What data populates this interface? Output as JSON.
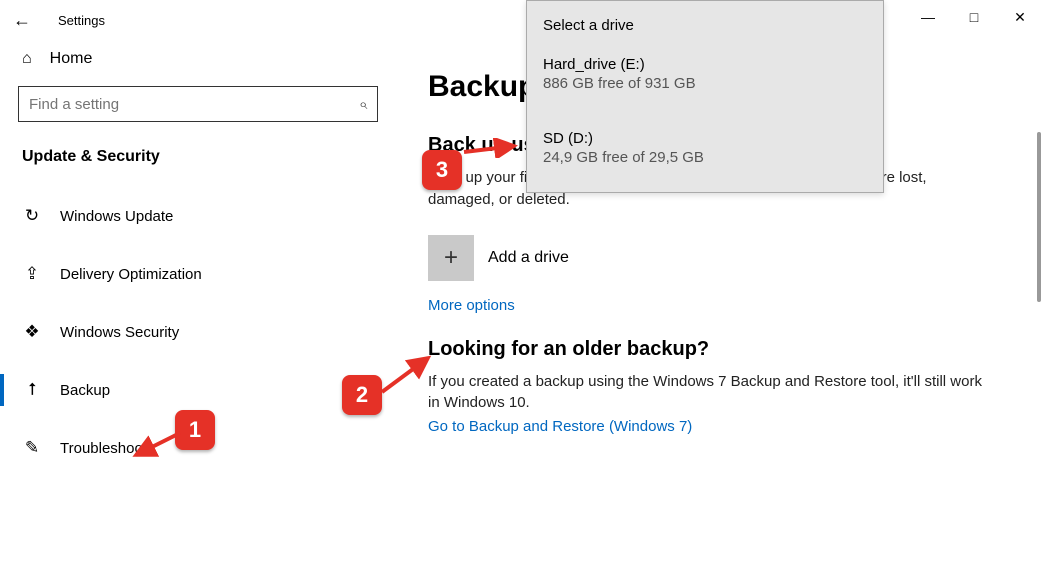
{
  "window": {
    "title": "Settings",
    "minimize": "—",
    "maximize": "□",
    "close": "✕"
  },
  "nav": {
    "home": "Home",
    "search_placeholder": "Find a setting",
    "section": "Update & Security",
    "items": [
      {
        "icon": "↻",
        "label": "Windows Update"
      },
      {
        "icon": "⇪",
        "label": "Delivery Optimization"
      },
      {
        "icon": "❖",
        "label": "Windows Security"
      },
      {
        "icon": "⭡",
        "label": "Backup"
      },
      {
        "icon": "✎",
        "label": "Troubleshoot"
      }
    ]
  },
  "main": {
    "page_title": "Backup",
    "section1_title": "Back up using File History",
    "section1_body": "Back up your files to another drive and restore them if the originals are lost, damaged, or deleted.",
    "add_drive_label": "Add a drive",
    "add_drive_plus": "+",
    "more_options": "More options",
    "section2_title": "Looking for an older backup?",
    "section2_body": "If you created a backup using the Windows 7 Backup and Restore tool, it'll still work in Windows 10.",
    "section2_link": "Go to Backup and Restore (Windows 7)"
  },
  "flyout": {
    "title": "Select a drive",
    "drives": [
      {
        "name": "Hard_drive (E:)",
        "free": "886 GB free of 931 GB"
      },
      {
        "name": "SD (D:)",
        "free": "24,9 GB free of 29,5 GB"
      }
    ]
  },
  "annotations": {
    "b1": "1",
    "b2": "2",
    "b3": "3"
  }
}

...

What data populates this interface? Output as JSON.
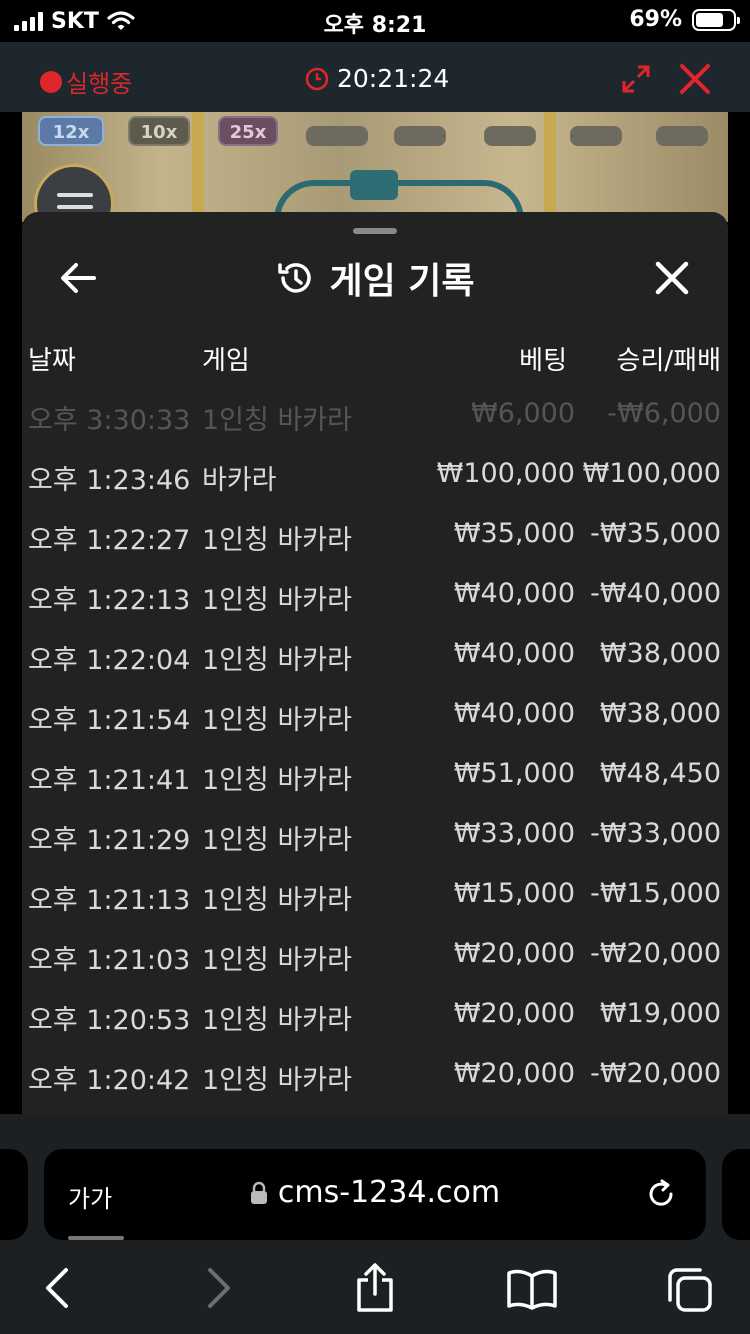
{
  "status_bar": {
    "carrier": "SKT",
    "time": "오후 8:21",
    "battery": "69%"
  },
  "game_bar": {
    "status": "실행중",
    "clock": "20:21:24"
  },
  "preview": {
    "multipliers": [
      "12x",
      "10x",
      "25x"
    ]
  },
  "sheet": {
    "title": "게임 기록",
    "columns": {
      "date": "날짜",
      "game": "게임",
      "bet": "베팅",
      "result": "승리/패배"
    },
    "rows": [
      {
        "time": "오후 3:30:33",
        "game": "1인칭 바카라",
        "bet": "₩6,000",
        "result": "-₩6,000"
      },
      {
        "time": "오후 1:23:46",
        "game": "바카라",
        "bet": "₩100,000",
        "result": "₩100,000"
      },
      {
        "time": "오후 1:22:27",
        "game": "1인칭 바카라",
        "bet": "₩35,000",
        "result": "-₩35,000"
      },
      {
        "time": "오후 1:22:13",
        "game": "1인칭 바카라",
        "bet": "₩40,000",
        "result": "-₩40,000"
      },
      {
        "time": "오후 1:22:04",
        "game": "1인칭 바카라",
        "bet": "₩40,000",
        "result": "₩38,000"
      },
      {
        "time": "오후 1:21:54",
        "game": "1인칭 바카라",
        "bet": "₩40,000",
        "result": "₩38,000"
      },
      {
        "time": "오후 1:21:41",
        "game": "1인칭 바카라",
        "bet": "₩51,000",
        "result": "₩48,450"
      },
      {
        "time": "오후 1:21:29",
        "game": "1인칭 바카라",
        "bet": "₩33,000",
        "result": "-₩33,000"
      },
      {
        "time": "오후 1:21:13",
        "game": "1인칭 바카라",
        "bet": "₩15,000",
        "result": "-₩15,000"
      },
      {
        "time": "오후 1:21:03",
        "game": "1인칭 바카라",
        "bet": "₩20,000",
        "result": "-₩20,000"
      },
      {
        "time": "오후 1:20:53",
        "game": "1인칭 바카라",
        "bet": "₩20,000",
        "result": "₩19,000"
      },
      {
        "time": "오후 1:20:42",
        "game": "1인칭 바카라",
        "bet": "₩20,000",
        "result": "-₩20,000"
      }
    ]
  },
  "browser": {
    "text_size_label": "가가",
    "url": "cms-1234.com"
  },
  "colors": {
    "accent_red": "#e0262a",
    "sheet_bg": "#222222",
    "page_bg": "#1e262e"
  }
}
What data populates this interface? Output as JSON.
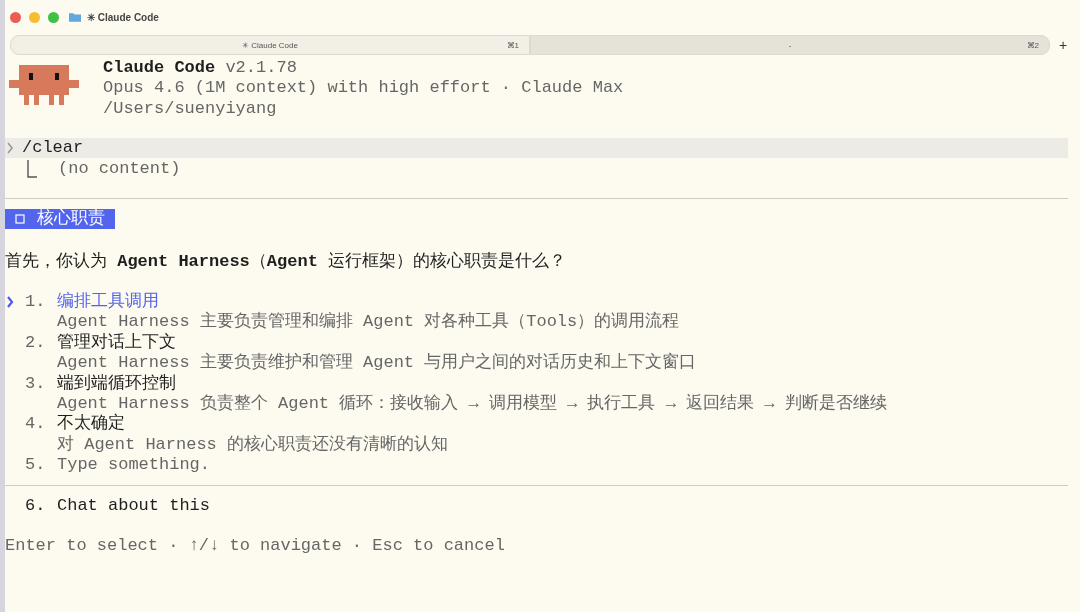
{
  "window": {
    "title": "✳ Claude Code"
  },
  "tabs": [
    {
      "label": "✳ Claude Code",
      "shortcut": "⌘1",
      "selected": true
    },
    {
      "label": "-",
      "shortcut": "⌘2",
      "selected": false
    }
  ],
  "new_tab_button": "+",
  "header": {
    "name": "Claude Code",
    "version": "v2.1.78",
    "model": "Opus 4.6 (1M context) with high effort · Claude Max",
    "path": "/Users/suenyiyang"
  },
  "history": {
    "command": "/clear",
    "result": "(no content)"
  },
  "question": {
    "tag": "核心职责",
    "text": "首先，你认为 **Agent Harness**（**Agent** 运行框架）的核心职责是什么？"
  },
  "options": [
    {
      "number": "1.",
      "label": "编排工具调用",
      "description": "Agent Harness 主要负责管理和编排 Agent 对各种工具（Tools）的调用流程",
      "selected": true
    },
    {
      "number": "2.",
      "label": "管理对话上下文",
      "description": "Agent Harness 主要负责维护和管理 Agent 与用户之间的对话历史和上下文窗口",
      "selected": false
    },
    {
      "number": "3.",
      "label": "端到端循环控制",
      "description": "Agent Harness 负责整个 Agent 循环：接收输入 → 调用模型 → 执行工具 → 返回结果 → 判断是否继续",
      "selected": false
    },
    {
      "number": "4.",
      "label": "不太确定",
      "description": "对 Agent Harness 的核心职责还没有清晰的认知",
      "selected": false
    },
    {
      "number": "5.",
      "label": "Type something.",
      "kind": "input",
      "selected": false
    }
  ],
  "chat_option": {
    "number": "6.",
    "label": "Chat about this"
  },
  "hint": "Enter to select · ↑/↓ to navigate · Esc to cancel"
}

==

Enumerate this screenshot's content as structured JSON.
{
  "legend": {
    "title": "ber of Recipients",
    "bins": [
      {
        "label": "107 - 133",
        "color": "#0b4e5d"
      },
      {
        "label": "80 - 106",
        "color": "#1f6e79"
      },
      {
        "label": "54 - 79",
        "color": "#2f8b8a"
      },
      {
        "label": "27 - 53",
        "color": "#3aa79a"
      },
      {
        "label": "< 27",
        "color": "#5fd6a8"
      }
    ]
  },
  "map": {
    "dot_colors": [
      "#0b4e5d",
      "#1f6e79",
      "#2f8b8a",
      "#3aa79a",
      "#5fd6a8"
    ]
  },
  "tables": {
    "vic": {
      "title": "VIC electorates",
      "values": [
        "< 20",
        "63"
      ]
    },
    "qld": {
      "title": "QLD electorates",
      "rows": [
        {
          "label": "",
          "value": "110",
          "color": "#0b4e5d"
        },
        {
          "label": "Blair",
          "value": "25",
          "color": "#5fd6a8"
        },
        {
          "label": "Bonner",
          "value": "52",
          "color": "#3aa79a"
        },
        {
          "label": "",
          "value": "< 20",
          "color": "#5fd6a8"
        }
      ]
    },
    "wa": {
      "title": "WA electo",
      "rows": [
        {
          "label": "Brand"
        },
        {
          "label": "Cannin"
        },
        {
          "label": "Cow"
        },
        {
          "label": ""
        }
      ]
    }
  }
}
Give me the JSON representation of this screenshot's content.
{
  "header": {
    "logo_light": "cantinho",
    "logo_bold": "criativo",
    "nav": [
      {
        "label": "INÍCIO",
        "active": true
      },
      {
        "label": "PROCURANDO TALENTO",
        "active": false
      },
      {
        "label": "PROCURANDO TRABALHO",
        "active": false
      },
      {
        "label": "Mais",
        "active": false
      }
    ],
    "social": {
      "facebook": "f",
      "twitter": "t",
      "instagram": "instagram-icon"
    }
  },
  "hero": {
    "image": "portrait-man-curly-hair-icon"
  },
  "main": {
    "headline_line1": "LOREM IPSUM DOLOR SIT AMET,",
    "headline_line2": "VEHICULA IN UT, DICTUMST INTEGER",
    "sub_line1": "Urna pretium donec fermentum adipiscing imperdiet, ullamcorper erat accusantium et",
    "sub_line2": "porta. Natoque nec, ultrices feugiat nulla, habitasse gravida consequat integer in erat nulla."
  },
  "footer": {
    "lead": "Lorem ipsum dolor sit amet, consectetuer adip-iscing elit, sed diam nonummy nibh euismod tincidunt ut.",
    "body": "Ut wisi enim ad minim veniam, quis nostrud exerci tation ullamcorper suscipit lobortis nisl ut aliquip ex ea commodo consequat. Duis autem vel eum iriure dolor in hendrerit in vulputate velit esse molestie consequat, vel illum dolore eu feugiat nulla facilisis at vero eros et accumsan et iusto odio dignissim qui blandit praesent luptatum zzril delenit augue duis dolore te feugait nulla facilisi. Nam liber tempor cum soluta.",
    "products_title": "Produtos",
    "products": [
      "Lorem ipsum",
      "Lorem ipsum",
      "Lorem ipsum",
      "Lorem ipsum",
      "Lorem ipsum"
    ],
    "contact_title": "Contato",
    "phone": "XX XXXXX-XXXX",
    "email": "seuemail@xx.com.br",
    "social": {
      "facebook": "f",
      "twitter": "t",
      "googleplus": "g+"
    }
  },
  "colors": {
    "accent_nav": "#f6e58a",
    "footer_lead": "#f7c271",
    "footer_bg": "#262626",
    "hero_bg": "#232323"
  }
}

* Given exercise: Pick out every line above that contains the word "Harness" and copy it.

* Final result:
    "text": "首先，你认为 **Agent Harness**（**Agent** 运行框架）的核心职责是什么？"
      "description": "Agent Harness 主要负责管理和编排 Agent 对各种工具（Tools）的调用流程",
      "description": "Agent Harness 主要负责维护和管理 Agent 与用户之间的对话历史和上下文窗口",
      "description": "Agent Harness 负责整个 Agent 循环：接收输入 → 调用模型 → 执行工具 → 返回结果 → 判断是否继续",
      "description": "对 Agent Harness 的核心职责还没有清晰的认知",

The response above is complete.